— start of Task input —

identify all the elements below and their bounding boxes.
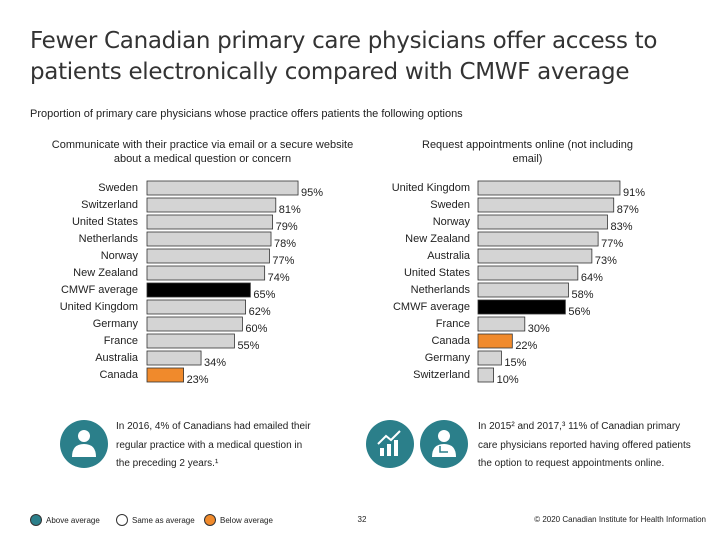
note: In 2015² and 2017,³ 11% of Canadian prim… [478, 421, 691, 469]
bar [146, 265, 266, 281]
bar [146, 248, 270, 264]
value-label: 83% [610, 221, 632, 233]
category-label: Sweden [430, 199, 470, 211]
copyright: © 2020 Canadian Institute for Health Inf… [534, 515, 706, 524]
category-label: Canada [99, 369, 138, 381]
value-label: 78% [274, 238, 296, 250]
bar [477, 180, 621, 196]
bar [146, 282, 251, 298]
bar [477, 333, 513, 349]
value-label: 74% [268, 272, 290, 284]
note: In 2016, 4% of Canadians had emailed the… [116, 421, 311, 469]
category-label: Switzerland [413, 369, 470, 381]
bar [146, 197, 277, 213]
value-label: 73% [595, 255, 617, 267]
bar [477, 265, 579, 281]
value-label: 81% [279, 204, 301, 216]
value-label: 22% [515, 340, 537, 352]
bar [477, 282, 569, 298]
icon-chart [366, 420, 414, 468]
category-label: Netherlands [411, 284, 471, 296]
icon-person [60, 420, 108, 468]
legend-label: Above average [46, 516, 100, 525]
category-label: Germany [425, 352, 471, 364]
category-label: Australia [95, 352, 139, 364]
value-label: 34% [204, 357, 226, 369]
bar [477, 299, 566, 315]
bar [146, 316, 243, 332]
bar [146, 214, 274, 230]
bar [477, 214, 608, 230]
category-label: United Kingdom [60, 301, 138, 313]
legend-swatch [116, 514, 128, 526]
category-label: United States [404, 267, 471, 279]
bar [146, 333, 235, 349]
value-label: 58% [571, 289, 593, 301]
value-label: 15% [504, 357, 526, 369]
slide-subtitle: Proportion of primary care physicians wh… [30, 108, 463, 120]
bar [477, 248, 593, 264]
icon-doctor [420, 420, 468, 468]
category-label: United States [72, 216, 139, 228]
value-label: 79% [276, 221, 298, 233]
category-label: Australia [427, 250, 471, 262]
value-label: 87% [617, 204, 639, 216]
value-label: 91% [623, 187, 645, 199]
category-label: Norway [101, 250, 139, 262]
legend-label: Same as average [132, 516, 195, 525]
value-label: 10% [497, 374, 519, 386]
chart-title: Request appointments online (not includi… [422, 139, 633, 165]
chart-title: Communicate with their practice via emai… [51, 139, 354, 165]
value-label: 77% [601, 238, 623, 250]
category-label: Germany [93, 318, 139, 330]
value-label: 30% [528, 323, 550, 335]
value-label: 65% [253, 289, 275, 301]
bar [146, 367, 184, 383]
bar [146, 350, 202, 366]
bar [477, 367, 495, 383]
bar [146, 180, 299, 196]
category-label: France [104, 335, 138, 347]
category-label: Norway [433, 216, 471, 228]
category-label: New Zealand [405, 233, 470, 245]
legend-label: Below average [220, 516, 273, 525]
value-label: 55% [237, 340, 259, 352]
value-label: 95% [301, 187, 323, 199]
bar [477, 350, 502, 366]
value-label: 23% [187, 374, 209, 386]
category-label: Canada [431, 335, 470, 347]
value-label: 77% [272, 255, 294, 267]
bar [146, 231, 272, 247]
category-label: Switzerland [81, 199, 138, 211]
legend-swatch [30, 514, 42, 526]
value-label: 62% [249, 306, 271, 318]
bar [477, 197, 615, 213]
bar [146, 299, 246, 315]
category-label: United Kingdom [392, 182, 470, 194]
value-label: 56% [568, 306, 590, 318]
bar [477, 316, 526, 332]
category-label: Sweden [98, 182, 138, 194]
page-number: 32 [358, 515, 367, 524]
bar [477, 231, 599, 247]
value-label: 60% [245, 323, 267, 335]
category-label: Netherlands [79, 233, 139, 245]
category-label: France [436, 318, 470, 330]
slide-title: Fewer Canadian primary care physicians o… [30, 28, 658, 85]
legend-swatch [204, 514, 216, 526]
value-label: 64% [581, 272, 603, 284]
category-label: CMWF average [393, 301, 470, 313]
category-label: CMWF average [61, 284, 138, 296]
category-label: New Zealand [73, 267, 138, 279]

— end of Task input —

▶ [Aim]
Output the lines of the records above exactly as they appear, starting at the line that contains "note: In 2015²" and ending at the line that contains "value-label: 78% [274, 238, 296, 250]", both included.

▶ [Complete answer]
note: In 2015² and 2017,³ 11% of Canadian prim… [478, 421, 691, 469]
bar [146, 265, 266, 281]
bar [146, 248, 270, 264]
value-label: 83% [610, 221, 632, 233]
category-label: Sweden [430, 199, 470, 211]
copyright: © 2020 Canadian Institute for Health Inf… [534, 515, 706, 524]
category-label: Canada [99, 369, 138, 381]
value-label: 78% [274, 238, 296, 250]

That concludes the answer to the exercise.